### [Goal of the exercise]
Extract every line that contains the string "name".

### [Supplied records]
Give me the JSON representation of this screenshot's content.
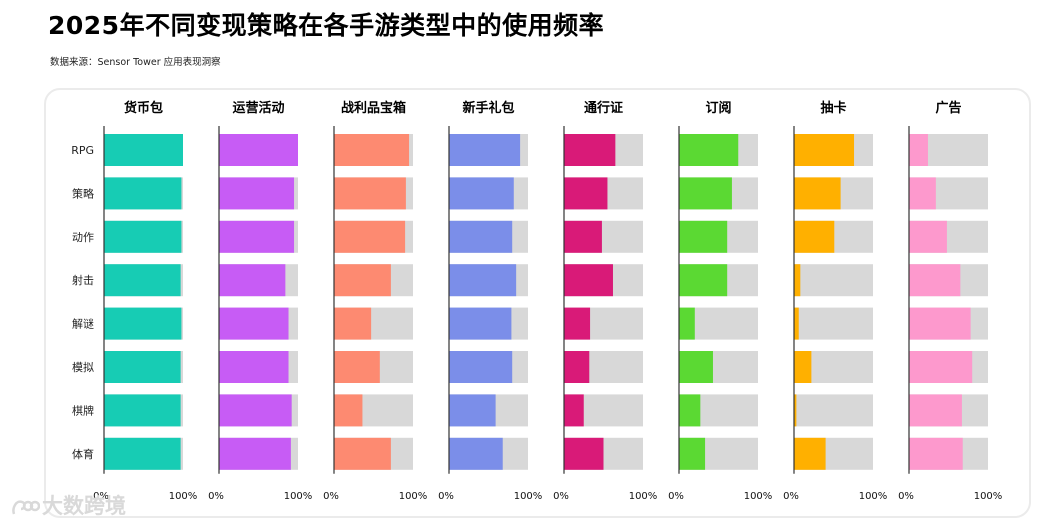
{
  "title": "2025年不同变现策略在各手游类型中的使用频率",
  "source": "数据来源：Sensor Tower 应用表现洞察",
  "watermark": "大数跨境",
  "colors": {
    "background_bar": "#d8d8d8",
    "axis_line": "#333333"
  },
  "chart_data": {
    "type": "bar",
    "orientation": "horizontal",
    "layout": "small-multiples",
    "categories": [
      "RPG",
      "策略",
      "动作",
      "射击",
      "解谜",
      "模拟",
      "棋牌",
      "体育"
    ],
    "xlim": [
      0,
      100
    ],
    "unit": "%",
    "tick_labels": [
      "0%",
      "100%"
    ],
    "series": [
      {
        "name": "货币包",
        "color": "#17ccb4",
        "values": [
          100,
          98,
          98,
          97,
          98,
          97,
          97,
          97
        ]
      },
      {
        "name": "运营活动",
        "color": "#c75cf5",
        "values": [
          100,
          95,
          95,
          84,
          88,
          88,
          92,
          91
        ]
      },
      {
        "name": "战利品宝箱",
        "color": "#fd8a71",
        "values": [
          95,
          91,
          90,
          72,
          47,
          58,
          36,
          72
        ]
      },
      {
        "name": "新手礼包",
        "color": "#7b8ee9",
        "values": [
          90,
          82,
          80,
          85,
          79,
          80,
          59,
          68
        ]
      },
      {
        "name": "通行证",
        "color": "#d91a78",
        "values": [
          65,
          55,
          48,
          62,
          33,
          32,
          25,
          50
        ]
      },
      {
        "name": "订阅",
        "color": "#5bd933",
        "values": [
          75,
          67,
          61,
          61,
          20,
          43,
          27,
          33
        ]
      },
      {
        "name": "抽卡",
        "color": "#ffb000",
        "values": [
          76,
          59,
          51,
          8,
          6,
          22,
          3,
          40
        ]
      },
      {
        "name": "广告",
        "color": "#fd99cd",
        "values": [
          24,
          34,
          48,
          65,
          78,
          80,
          67,
          68
        ]
      }
    ],
    "grid": false,
    "legend": "none"
  }
}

### [Task response]
        "name": "货币包",
        "name": "运营活动",
        "name": "战利品宝箱",
        "name": "新手礼包",
        "name": "通行证",
        "name": "订阅",
        "name": "抽卡",
        "name": "广告",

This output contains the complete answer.